** start INPUT DATA **

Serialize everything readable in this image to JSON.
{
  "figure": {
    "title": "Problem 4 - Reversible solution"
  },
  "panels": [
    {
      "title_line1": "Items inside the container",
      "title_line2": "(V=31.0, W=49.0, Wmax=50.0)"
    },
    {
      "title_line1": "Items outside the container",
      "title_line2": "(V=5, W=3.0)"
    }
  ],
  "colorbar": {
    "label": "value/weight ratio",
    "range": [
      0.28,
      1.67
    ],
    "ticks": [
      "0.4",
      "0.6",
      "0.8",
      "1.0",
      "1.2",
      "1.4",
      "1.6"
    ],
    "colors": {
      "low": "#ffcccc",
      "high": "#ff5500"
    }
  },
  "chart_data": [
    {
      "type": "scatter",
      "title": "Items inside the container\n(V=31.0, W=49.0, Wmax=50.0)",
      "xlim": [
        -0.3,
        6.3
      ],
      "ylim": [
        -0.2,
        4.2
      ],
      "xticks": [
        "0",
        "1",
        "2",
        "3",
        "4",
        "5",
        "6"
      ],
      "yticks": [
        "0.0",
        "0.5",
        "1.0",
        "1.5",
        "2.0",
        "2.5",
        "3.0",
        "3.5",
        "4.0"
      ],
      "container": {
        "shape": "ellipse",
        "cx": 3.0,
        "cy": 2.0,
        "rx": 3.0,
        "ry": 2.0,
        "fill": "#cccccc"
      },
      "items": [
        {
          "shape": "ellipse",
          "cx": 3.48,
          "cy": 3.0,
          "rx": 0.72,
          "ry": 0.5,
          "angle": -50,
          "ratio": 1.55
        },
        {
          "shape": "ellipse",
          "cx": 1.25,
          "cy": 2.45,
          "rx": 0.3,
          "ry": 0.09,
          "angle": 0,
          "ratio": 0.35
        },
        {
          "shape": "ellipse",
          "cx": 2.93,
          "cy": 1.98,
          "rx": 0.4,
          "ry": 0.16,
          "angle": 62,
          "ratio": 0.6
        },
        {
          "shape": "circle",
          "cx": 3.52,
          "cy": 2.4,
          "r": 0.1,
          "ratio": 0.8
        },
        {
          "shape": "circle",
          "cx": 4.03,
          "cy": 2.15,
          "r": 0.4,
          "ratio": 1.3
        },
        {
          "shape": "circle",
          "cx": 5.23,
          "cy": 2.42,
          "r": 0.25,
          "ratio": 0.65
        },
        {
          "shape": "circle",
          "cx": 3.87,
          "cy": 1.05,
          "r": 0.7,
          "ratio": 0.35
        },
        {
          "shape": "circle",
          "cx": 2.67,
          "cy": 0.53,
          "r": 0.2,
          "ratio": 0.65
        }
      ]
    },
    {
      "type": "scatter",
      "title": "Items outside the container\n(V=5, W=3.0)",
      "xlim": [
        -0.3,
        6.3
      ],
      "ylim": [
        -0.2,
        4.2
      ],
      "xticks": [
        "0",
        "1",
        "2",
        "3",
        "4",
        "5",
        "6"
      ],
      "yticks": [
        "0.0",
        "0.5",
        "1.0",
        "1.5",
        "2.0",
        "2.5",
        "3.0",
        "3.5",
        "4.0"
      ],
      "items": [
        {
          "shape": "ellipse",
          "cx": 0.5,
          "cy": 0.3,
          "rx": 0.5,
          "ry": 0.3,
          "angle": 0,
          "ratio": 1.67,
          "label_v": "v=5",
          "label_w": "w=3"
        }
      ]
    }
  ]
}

** end INPUT DATA **

WHAT YOU NEED TO DO —
Using the data above, repeat every line exactly.

FULL RESPONSE —
Serialize everything readable in this image to JSON.
{
  "figure": {
    "title": "Problem 4 - Reversible solution"
  },
  "panels": [
    {
      "title_line1": "Items inside the container",
      "title_line2": "(V=31.0, W=49.0, Wmax=50.0)"
    },
    {
      "title_line1": "Items outside the container",
      "title_line2": "(V=5, W=3.0)"
    }
  ],
  "colorbar": {
    "label": "value/weight ratio",
    "range": [
      0.28,
      1.67
    ],
    "ticks": [
      "0.4",
      "0.6",
      "0.8",
      "1.0",
      "1.2",
      "1.4",
      "1.6"
    ],
    "colors": {
      "low": "#ffcccc",
      "high": "#ff5500"
    }
  },
  "chart_data": [
    {
      "type": "scatter",
      "title": "Items inside the container\n(V=31.0, W=49.0, Wmax=50.0)",
      "xlim": [
        -0.3,
        6.3
      ],
      "ylim": [
        -0.2,
        4.2
      ],
      "xticks": [
        "0",
        "1",
        "2",
        "3",
        "4",
        "5",
        "6"
      ],
      "yticks": [
        "0.0",
        "0.5",
        "1.0",
        "1.5",
        "2.0",
        "2.5",
        "3.0",
        "3.5",
        "4.0"
      ],
      "container": {
        "shape": "ellipse",
        "cx": 3.0,
        "cy": 2.0,
        "rx": 3.0,
        "ry": 2.0,
        "fill": "#cccccc"
      },
      "items": [
        {
          "shape": "ellipse",
          "cx": 3.48,
          "cy": 3.0,
          "rx": 0.72,
          "ry": 0.5,
          "angle": -50,
          "ratio": 1.55
        },
        {
          "shape": "ellipse",
          "cx": 1.25,
          "cy": 2.45,
          "rx": 0.3,
          "ry": 0.09,
          "angle": 0,
          "ratio": 0.35
        },
        {
          "shape": "ellipse",
          "cx": 2.93,
          "cy": 1.98,
          "rx": 0.4,
          "ry": 0.16,
          "angle": 62,
          "ratio": 0.6
        },
        {
          "shape": "circle",
          "cx": 3.52,
          "cy": 2.4,
          "r": 0.1,
          "ratio": 0.8
        },
        {
          "shape": "circle",
          "cx": 4.03,
          "cy": 2.15,
          "r": 0.4,
          "ratio": 1.3
        },
        {
          "shape": "circle",
          "cx": 5.23,
          "cy": 2.42,
          "r": 0.25,
          "ratio": 0.65
        },
        {
          "shape": "circle",
          "cx": 3.87,
          "cy": 1.05,
          "r": 0.7,
          "ratio": 0.35
        },
        {
          "shape": "circle",
          "cx": 2.67,
          "cy": 0.53,
          "r": 0.2,
          "ratio": 0.65
        }
      ]
    },
    {
      "type": "scatter",
      "title": "Items outside the container\n(V=5, W=3.0)",
      "xlim": [
        -0.3,
        6.3
      ],
      "ylim": [
        -0.2,
        4.2
      ],
      "xticks": [
        "0",
        "1",
        "2",
        "3",
        "4",
        "5",
        "6"
      ],
      "yticks": [
        "0.0",
        "0.5",
        "1.0",
        "1.5",
        "2.0",
        "2.5",
        "3.0",
        "3.5",
        "4.0"
      ],
      "items": [
        {
          "shape": "ellipse",
          "cx": 0.5,
          "cy": 0.3,
          "rx": 0.5,
          "ry": 0.3,
          "angle": 0,
          "ratio": 1.67,
          "label_v": "v=5",
          "label_w": "w=3"
        }
      ]
    }
  ]
}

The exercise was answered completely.